→ The exercise: Copy out each line that includes the word "folder".

→ Supplied information:
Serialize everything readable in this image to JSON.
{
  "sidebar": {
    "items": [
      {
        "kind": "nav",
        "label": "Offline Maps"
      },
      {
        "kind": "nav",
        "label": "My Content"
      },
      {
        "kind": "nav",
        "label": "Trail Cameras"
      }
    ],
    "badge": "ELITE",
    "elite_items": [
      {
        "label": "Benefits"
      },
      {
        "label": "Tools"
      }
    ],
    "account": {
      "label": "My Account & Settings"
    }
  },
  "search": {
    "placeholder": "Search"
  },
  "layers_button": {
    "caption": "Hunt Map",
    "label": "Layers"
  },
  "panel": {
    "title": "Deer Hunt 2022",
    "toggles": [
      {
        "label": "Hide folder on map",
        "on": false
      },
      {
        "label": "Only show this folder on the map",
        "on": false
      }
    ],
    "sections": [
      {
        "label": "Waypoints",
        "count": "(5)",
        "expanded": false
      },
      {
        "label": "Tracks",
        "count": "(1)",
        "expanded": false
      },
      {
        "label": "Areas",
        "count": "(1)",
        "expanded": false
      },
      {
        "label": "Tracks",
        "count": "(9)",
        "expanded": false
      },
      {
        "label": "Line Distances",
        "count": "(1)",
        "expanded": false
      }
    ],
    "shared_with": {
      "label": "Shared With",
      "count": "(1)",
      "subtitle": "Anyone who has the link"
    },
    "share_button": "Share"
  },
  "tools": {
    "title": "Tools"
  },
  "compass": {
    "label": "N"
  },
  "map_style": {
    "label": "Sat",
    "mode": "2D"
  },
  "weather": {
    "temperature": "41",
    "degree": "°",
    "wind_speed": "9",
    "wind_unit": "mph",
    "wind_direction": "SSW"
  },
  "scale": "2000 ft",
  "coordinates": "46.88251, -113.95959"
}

→ Expected output:
        "label": "Hide folder on map",
        "label": "Only show this folder on the map",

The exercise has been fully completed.